• **AIM**: Check each line of the records below for the word "凝心聚力开拓新局面" and copy those where it appears.

• **DATASET CONTENT**:
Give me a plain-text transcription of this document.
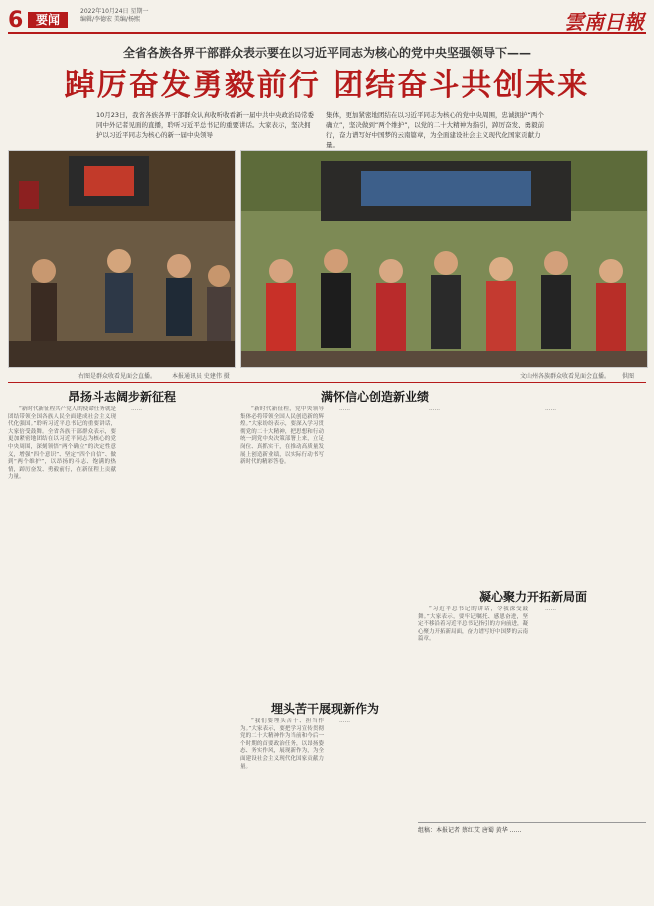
6	要闻
2022年10月24日 星期一
编辑/李德宏 美编/杨熙	雲南日報
全省各族各界干部群众表示要在以习近平同志为核心的党中央坚强领导下——
踔厉奋发勇毅前行 团结奋斗共创未来
10月23日，我省各族各界干部群众认真收听收看新一届中共中央政治局常委同中外记者见面的直播，聆听习近平总书记的重要讲话。大家表示，坚决拥护以习近平同志为核心的新一届中央领导
集体，更加紧密地团结在以习近平同志为核心的党中央周围，忠诚拥护“两个确立”，坚决做到“两个维护”，以党的二十大精神为指引，踔厉奋发、勇毅前行，奋力谱写好中国梦的云南篇章，为全面建设社会主义现代化国家贡献力量。
右图是群众收看见面会直播。	本报通讯员 史建伟 摄	文山州各族群众收看见面会直播。 供图
昂扬斗志阔步新征程	满怀信心创造新业绩
凝心聚力开拓新局面
埋头苦干展现新作为

“新时代新征程共产党人的使命任务就是团结带领全国各族人民全面建成社会主义现代化强国。”聆听习近平总书记的重要讲话，大家倍受鼓舞。全省各族干部群众表示，要更加紧密地团结在以习近平同志为核心的党中央周围，深刻领悟“两个确立”的决定性意义，增强“四个意识”、坚定“四个自信”、做到“两个维护”，以昂扬的斗志、饱满的热情，踔厉奋发、勇毅前行，在新征程上贡献力量。

……	“新时代新征程，党中央领导集体必将带领全国人民创造新的辉煌。”大家纷纷表示，要深入学习贯彻党的二十大精神，把思想和行动统一到党中央决策部署上来，立足岗位、真抓实干，在推动高质量发展上创造新业绩，以实际行动书写新时代的精彩答卷。

……	……	……

“习近平总书记的讲话，令我深受鼓舞。”大家表示，要牢记嘱托、感恩奋进，坚定不移沿着习近平总书记指引的方向前进，凝心聚力开拓新局面，奋力谱写好中国梦的云南篇章。

……

“我们要埋头苦干、担当作为。”大家表示，要把学习宣传贯彻党的二十大精神作为当前和今后一个时期的首要政治任务，以昂扬姿态、务实作风，展现新作为，为全面建设社会主义现代化国家贡献力量。

……

组稿：本报记者 蔡红艾 唐蜀 黄华 ……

• **WRITTEN REPLY**:
凝心聚力开拓新局面
“习近平总书记的讲话，令我深受鼓舞。”大家表示，要牢记嘱托、感恩奋进，坚定不移沿着习近平总书记指引的方向前进，凝心聚力开拓新局面，奋力谱写好中国梦的云南篇章。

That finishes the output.